### PROBLEM TO SOLVE
Skip the images and copy each record exactly as written.

### PROVIDED RECORDS
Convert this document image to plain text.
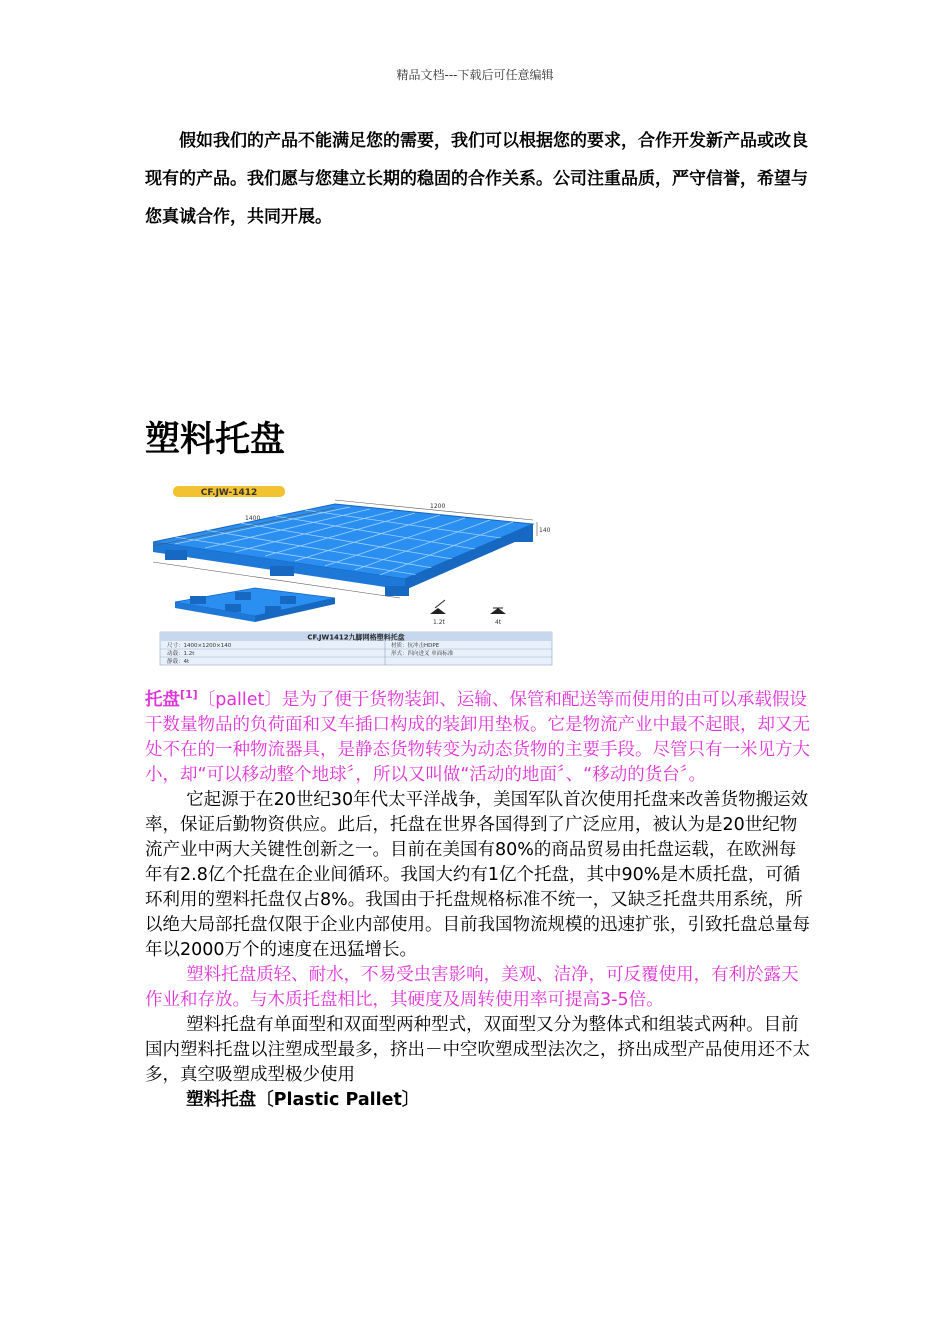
精品文档---下载后可任意编辑

假如我们的产品不能满足您的需要，我们可以根据您的要求，合作开发新产品或改良现有的产品。我们愿与您建立长期的稳固的合作关系。公司注重品质，严守信誉，希望与您真诚合作，共同开展。

塑料托盘
CF.JW-1412
1400
1200
140
1.2t	4t
CF.JW1412九脚网格塑料托盘
尺寸：1400×1200×140	材质：抗冲击HDPE
动载：1.2t	形式：四向进叉 单面标准
静载：4t

托盘[1]〔pallet〕是为了便于货物装卸、运输、保管和配送等而使用的由可以承载假设干数量物品的负荷面和叉车插口构成的装卸用垫板。它是物流产业中最不起眼，却又无处不在的一种物流器具，是静态货物转变为动态货物的主要手段。尽管只有一米见方大小，却“可以移动整个地球〞，所以又叫做“活动的地面〞、“移动的货台〞。

它起源于在20世纪30年代太平洋战争，美国军队首次使用托盘来改善货物搬运效率，保证后勤物资供应。此后，托盘在世界各国得到了广泛应用，被认为是20世纪物流产业中两大关键性创新之一。目前在美国有80%的商品贸易由托盘运载，在欧洲每年有2.8亿个托盘在企业间循环。我国大约有1亿个托盘，其中90%是木质托盘，可循环利用的塑料托盘仅占8%。我国由于托盘规格标准不统一，又缺乏托盘共用系统，所以绝大局部托盘仅限于企业内部使用。目前我国物流规模的迅速扩张，引致托盘总量每年以2000万个的速度在迅猛增长。

塑料托盘质轻、耐水，不易受虫害影响，美观、洁净，可反覆使用，有利於露天作业和存放。与木质托盘相比，其硬度及周转使用率可提高3-5倍。

塑料托盘有单面型和双面型两种型式，双面型又分为整体式和组装式两种。目前国内塑料托盘以注塑成型最多，挤出－中空吹塑成型法次之，挤出成型产品使用还不太多，真空吸塑成型极少使用

塑料托盘〔Plastic Pallet〕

### THE SOLUTION
Convert this document image to plain text.
精品文档---下载后可任意编辑

假如我们的产品不能满足您的需要，我们可以根据您的要求，合作开发新产品或改良现有的产品。我们愿与您建立长期的稳固的合作关系。公司注重品质，严守信誉，希望与您真诚合作，共同开展。

塑料托盘
CF.JW-1412
1400
1200
140
1.2t	4t
CF.JW1412九脚网格塑料托盘
尺寸：1400×1200×140	材质：抗冲击HDPE
动载：1.2t	形式：四向进叉 单面标准
静载：4t

托盘[1]〔pallet〕是为了便于货物装卸、运输、保管和配送等而使用的由可以承载假设干数量物品的负荷面和叉车插口构成的装卸用垫板。它是物流产业中最不起眼，却又无处不在的一种物流器具，是静态货物转变为动态货物的主要手段。尽管只有一米见方大小，却“可以移动整个地球〞，所以又叫做“活动的地面〞、“移动的货台〞。

它起源于在20世纪30年代太平洋战争，美国军队首次使用托盘来改善货物搬运效率，保证后勤物资供应。此后，托盘在世界各国得到了广泛应用，被认为是20世纪物流产业中两大关键性创新之一。目前在美国有80%的商品贸易由托盘运载，在欧洲每年有2.8亿个托盘在企业间循环。我国大约有1亿个托盘，其中90%是木质托盘，可循环利用的塑料托盘仅占8%。我国由于托盘规格标准不统一，又缺乏托盘共用系统，所以绝大局部托盘仅限于企业内部使用。目前我国物流规模的迅速扩张，引致托盘总量每年以2000万个的速度在迅猛增长。

塑料托盘质轻、耐水，不易受虫害影响，美观、洁净，可反覆使用，有利於露天作业和存放。与木质托盘相比，其硬度及周转使用率可提高3-5倍。

塑料托盘有单面型和双面型两种型式，双面型又分为整体式和组装式两种。目前国内塑料托盘以注塑成型最多，挤出－中空吹塑成型法次之，挤出成型产品使用还不太多，真空吸塑成型极少使用

塑料托盘〔Plastic Pallet〕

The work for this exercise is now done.